— EXERCISE OBJECTIVE —
Scan the material below for the string "Victim", and copy every line where it shows up.

· · ·

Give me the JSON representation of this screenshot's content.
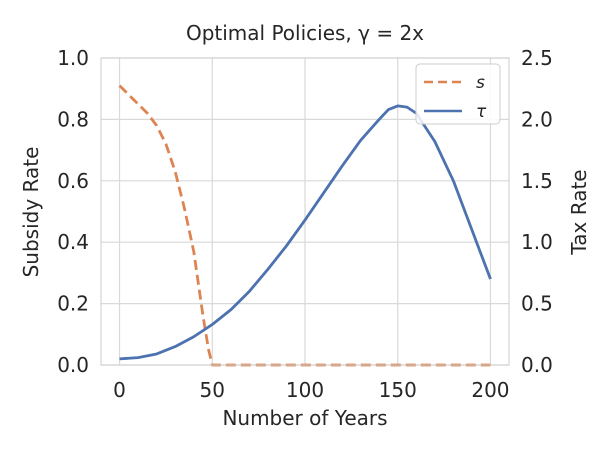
{
  "chart_data": {
    "type": "line",
    "title": "Optimal Policies, γ = 2x",
    "xlabel": "Number of Years",
    "ylabel_left": "Subsidy Rate",
    "ylabel_right": "Tax Rate",
    "xlim": [
      -10,
      210
    ],
    "ylim_left": [
      0,
      1.0
    ],
    "ylim_right": [
      0,
      2.5
    ],
    "x_ticks": [
      "0",
      "50",
      "100",
      "150",
      "200"
    ],
    "y_left_ticks": [
      "0.0",
      "0.2",
      "0.4",
      "0.6",
      "0.8",
      "1.0"
    ],
    "y_right_ticks": [
      "0.0",
      "0.5",
      "1.0",
      "1.5",
      "2.0",
      "2.5"
    ],
    "grid": true,
    "legend_position": "top-right",
    "colors": {
      "s": "#dd8452",
      "tau": "#4c72b0"
    },
    "series": [
      {
        "name": "s",
        "axis": "left",
        "style": "dashed",
        "x": [
          0,
          5,
          10,
          15,
          20,
          25,
          30,
          35,
          40,
          45,
          48,
          50,
          55,
          100,
          150,
          200
        ],
        "values": [
          0.91,
          0.88,
          0.85,
          0.82,
          0.78,
          0.72,
          0.63,
          0.51,
          0.37,
          0.16,
          0.05,
          0.0,
          0.0,
          0.0,
          0.0,
          0.0
        ]
      },
      {
        "name": "τ",
        "axis": "right",
        "style": "solid",
        "x": [
          0,
          10,
          20,
          30,
          40,
          50,
          60,
          70,
          80,
          90,
          100,
          110,
          120,
          130,
          140,
          145,
          150,
          155,
          160,
          170,
          180,
          190,
          200
        ],
        "values": [
          0.05,
          0.06,
          0.09,
          0.15,
          0.23,
          0.33,
          0.45,
          0.6,
          0.78,
          0.97,
          1.18,
          1.4,
          1.62,
          1.83,
          2.0,
          2.08,
          2.11,
          2.1,
          2.05,
          1.82,
          1.5,
          1.1,
          0.7
        ]
      }
    ]
  }
}
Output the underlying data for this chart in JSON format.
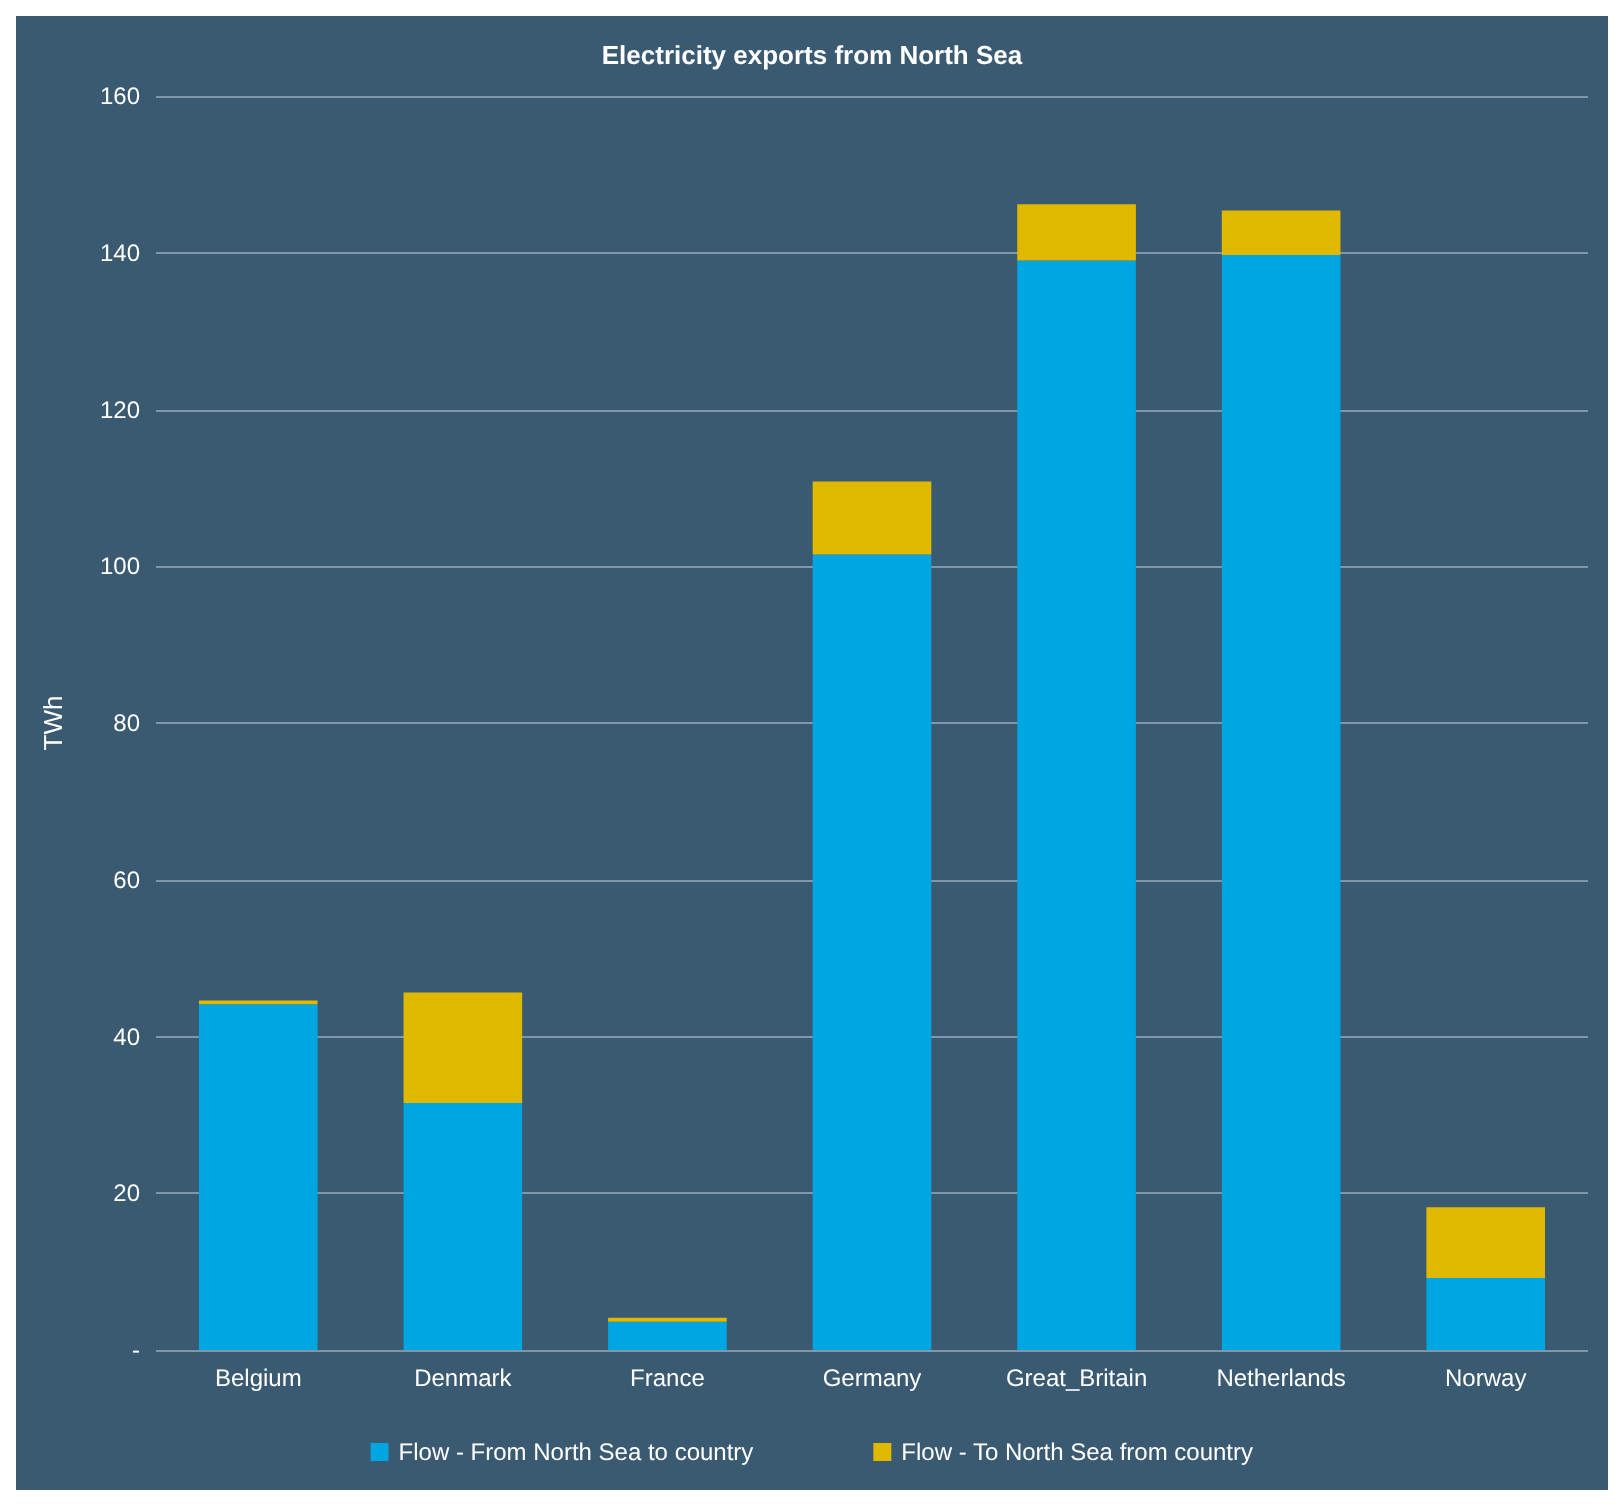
{
  "chart_data": {
    "type": "bar",
    "title": "Electricity exports from North Sea",
    "ylabel": "TWh",
    "categories": [
      "Belgium",
      "Denmark",
      "France",
      "Germany",
      "Great_Britain",
      "Netherlands",
      "Norway"
    ],
    "series": [
      {
        "name": "Flow - From North Sea to country",
        "color": "#00a6e2",
        "values": [
          44.1,
          31.5,
          3.6,
          101.5,
          139.0,
          139.7,
          9.2
        ]
      },
      {
        "name": "Flow - To North Sea from country",
        "color": "#e0b800",
        "values": [
          0.5,
          14.1,
          0.5,
          9.3,
          7.2,
          5.7,
          9.0
        ]
      }
    ],
    "stacked": true,
    "ylim": [
      0,
      160
    ],
    "yticks": [
      {
        "value": 0,
        "label": "-"
      },
      20,
      40,
      60,
      80,
      100,
      120,
      140,
      160
    ],
    "grid": "y",
    "legend": "bottom"
  }
}
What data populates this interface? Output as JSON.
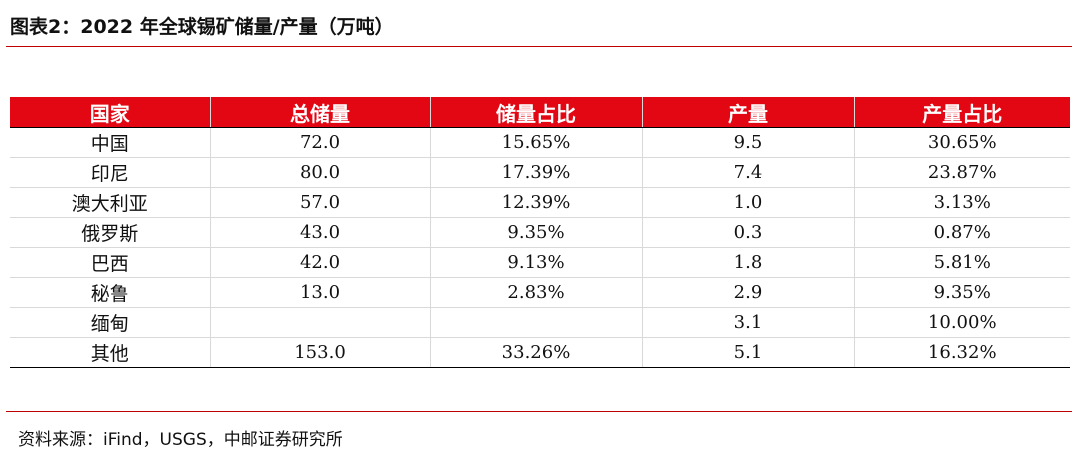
{
  "title": "图表2：2022 年全球锡矿储量/产量（万吨）",
  "columns": [
    "国家",
    "总储量",
    "储量占比",
    "产量",
    "产量占比"
  ],
  "rows": [
    [
      "中国",
      "72.0",
      "15.65%",
      "9.5",
      "30.65%"
    ],
    [
      "印尼",
      "80.0",
      "17.39%",
      "7.4",
      "23.87%"
    ],
    [
      "澳大利亚",
      "57.0",
      "12.39%",
      "1.0",
      "3.13%"
    ],
    [
      "俄罗斯",
      "43.0",
      "9.35%",
      "0.3",
      "0.87%"
    ],
    [
      "巴西",
      "42.0",
      "9.13%",
      "1.8",
      "5.81%"
    ],
    [
      "秘鲁",
      "13.0",
      "2.83%",
      "2.9",
      "9.35%"
    ],
    [
      "缅甸",
      "",
      "",
      "3.1",
      "10.00%"
    ],
    [
      "其他",
      "153.0",
      "33.26%",
      "5.1",
      "16.32%"
    ]
  ],
  "source": "资料来源：iFind，USGS，中邮证券研究所",
  "colors": {
    "accent": "#e30613",
    "rule": "#c00000",
    "grid": "#d9d9d9"
  }
}
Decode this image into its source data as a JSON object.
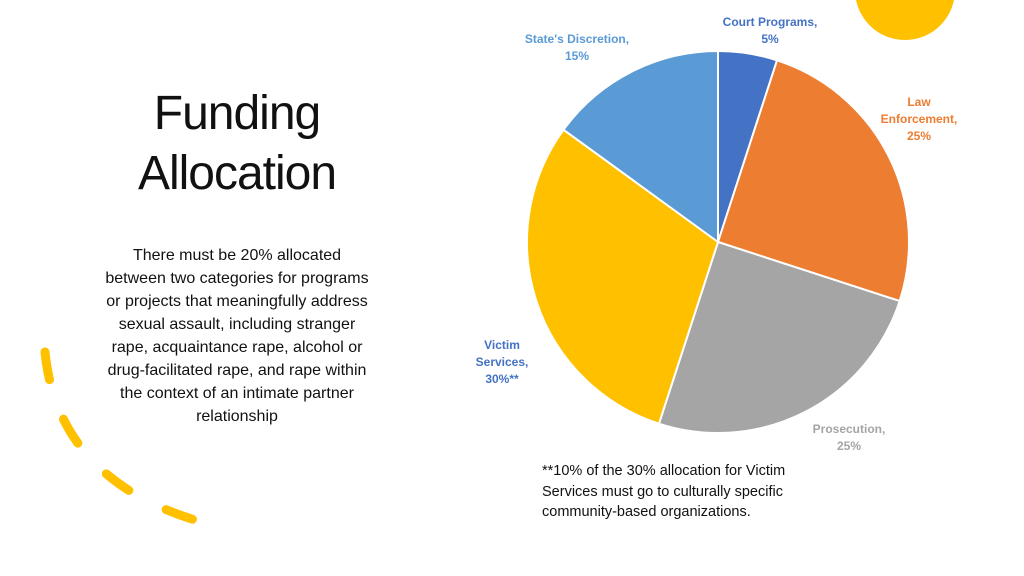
{
  "title": "Funding Allocation",
  "body": "There must be 20% allocated between two categories for programs or projects that meaningfully address sexual assault, including stranger rape, acquaintance rape, alcohol or drug-facilitated rape, and rape within the context of an intimate partner relationship",
  "footnote": "**10% of the 30% allocation for Victim Services must go to culturally specific community-based organizations.",
  "chart_data": {
    "type": "pie",
    "values": [
      5,
      25,
      25,
      30,
      15
    ],
    "value_labels": [
      "Court Programs, 5%",
      "Law Enforcement, 25%",
      "Prosecution, 25%",
      "Victim Services, 30%**",
      "State's Discretion, 15%"
    ],
    "colors": [
      "#4472c4",
      "#ed7d31",
      "#a5a5a5",
      "#ffc000",
      "#5b9bd5"
    ],
    "label_colors": [
      "#4472c4",
      "#ed7d31",
      "#a5a5a5",
      "#4472c4",
      "#5b9bd5"
    ]
  }
}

· · ·

— RESULT OF THIS EXERCISE —
  "footnote": "**10% of the 30% allocation for Victim Services must go to culturally specific community-based organizations.",
      "Victim Services, 30%**",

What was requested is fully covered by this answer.